* **Short problem**: Go through the entries below and copy each line containing the word "Price".

* **Records to process**:
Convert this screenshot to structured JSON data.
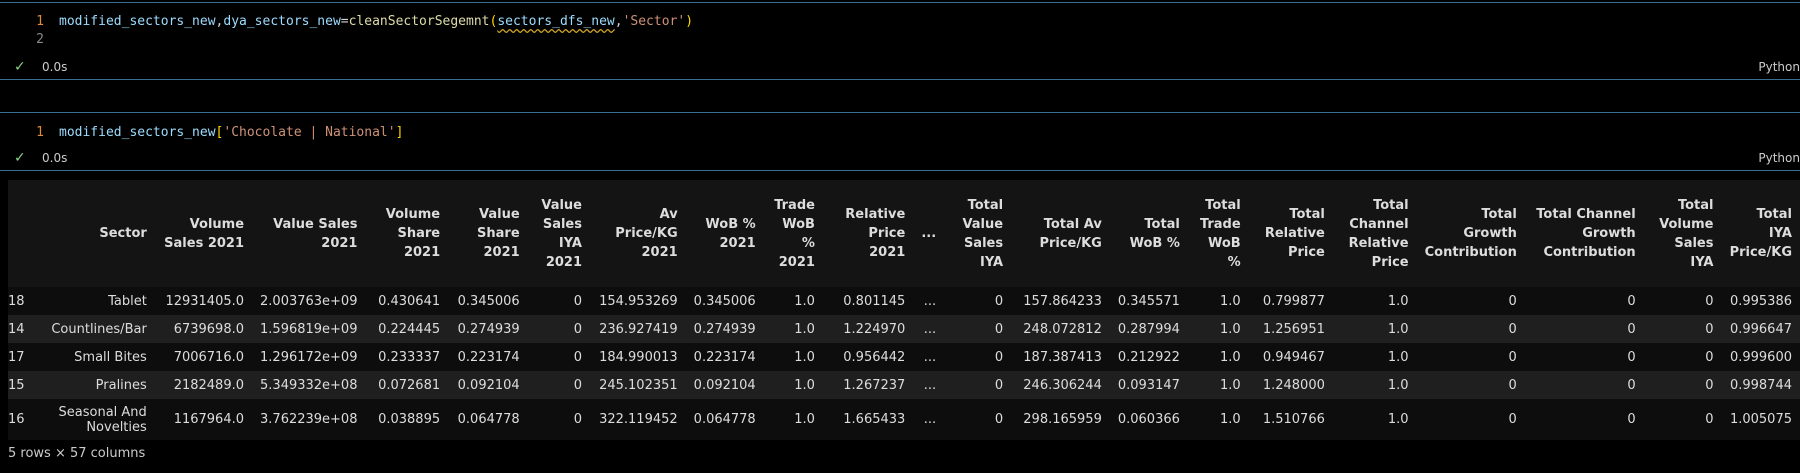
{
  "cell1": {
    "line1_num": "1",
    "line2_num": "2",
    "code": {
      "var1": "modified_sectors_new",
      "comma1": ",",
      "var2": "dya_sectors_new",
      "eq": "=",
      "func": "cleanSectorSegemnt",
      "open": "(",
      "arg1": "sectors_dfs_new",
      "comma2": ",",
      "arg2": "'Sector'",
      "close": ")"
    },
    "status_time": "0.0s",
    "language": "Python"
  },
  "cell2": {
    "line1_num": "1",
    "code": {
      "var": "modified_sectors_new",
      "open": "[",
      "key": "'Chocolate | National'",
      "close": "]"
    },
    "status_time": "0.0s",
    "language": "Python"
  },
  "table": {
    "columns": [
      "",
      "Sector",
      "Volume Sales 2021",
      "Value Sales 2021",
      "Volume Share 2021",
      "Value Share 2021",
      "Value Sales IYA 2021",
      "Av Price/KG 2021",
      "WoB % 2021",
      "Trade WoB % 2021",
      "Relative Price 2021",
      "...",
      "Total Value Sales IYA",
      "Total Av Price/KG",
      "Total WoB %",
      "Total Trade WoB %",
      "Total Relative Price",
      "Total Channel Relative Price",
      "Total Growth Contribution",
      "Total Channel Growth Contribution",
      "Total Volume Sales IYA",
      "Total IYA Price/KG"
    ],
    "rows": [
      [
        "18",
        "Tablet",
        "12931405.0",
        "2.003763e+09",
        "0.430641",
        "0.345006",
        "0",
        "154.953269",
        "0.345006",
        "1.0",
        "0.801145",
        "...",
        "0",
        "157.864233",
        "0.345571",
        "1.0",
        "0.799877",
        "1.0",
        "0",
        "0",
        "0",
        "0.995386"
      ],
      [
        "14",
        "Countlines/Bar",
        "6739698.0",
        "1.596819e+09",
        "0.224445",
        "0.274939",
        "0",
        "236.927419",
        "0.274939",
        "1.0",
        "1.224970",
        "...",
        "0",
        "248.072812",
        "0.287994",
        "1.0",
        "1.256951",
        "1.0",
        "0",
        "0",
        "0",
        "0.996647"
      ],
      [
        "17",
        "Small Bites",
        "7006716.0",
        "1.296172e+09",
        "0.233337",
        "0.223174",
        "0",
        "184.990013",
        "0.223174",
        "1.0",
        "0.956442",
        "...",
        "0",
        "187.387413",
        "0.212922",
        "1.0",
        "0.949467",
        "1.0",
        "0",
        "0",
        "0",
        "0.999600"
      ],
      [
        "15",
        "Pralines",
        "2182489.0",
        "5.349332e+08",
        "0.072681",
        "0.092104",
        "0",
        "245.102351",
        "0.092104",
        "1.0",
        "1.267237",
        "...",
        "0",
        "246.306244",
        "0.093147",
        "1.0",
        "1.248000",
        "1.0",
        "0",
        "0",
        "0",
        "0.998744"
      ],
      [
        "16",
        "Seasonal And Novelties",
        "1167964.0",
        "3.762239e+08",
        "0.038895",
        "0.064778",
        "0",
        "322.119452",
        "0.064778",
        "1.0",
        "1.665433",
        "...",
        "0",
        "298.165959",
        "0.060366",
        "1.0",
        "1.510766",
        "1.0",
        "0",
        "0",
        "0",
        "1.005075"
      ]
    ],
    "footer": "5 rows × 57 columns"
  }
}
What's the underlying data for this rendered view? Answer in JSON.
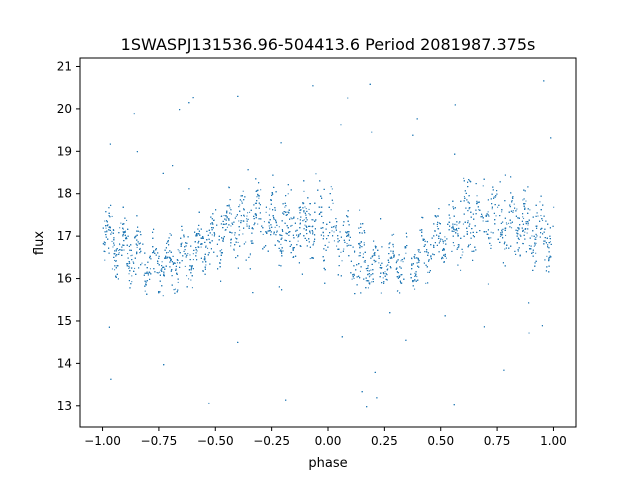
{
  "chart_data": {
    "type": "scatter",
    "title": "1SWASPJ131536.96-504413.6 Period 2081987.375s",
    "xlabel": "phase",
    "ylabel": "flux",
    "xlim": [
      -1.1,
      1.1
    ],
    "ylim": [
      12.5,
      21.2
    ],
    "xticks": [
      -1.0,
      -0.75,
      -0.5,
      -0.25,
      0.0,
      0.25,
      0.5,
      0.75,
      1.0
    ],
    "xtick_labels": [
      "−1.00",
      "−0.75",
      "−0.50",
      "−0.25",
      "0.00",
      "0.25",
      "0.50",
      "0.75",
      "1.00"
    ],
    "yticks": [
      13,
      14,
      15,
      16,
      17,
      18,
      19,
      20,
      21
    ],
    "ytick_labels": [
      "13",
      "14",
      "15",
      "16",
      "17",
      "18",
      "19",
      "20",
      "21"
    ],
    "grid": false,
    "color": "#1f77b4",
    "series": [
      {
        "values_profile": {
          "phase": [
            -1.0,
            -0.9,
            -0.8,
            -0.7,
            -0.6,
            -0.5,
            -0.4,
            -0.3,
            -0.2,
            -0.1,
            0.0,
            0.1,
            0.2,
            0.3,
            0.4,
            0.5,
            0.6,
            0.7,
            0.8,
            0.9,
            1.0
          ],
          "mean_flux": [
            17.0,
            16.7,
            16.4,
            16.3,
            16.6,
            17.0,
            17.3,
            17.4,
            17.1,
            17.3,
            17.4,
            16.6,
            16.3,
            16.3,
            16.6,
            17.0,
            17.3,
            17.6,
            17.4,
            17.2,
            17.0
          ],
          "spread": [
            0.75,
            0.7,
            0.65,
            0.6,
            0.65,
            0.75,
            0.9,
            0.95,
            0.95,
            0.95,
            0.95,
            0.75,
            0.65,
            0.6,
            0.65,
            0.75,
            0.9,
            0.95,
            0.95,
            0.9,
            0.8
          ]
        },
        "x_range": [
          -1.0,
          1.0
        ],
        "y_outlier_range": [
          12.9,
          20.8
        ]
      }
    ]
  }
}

* **Result below**:
      "Av Price/KG 2021",
      "Relative Price 2021",
      "Total Av Price/KG",
      "Total Relative Price",
      "Total Channel Relative Price",
      "Total IYA Price/KG"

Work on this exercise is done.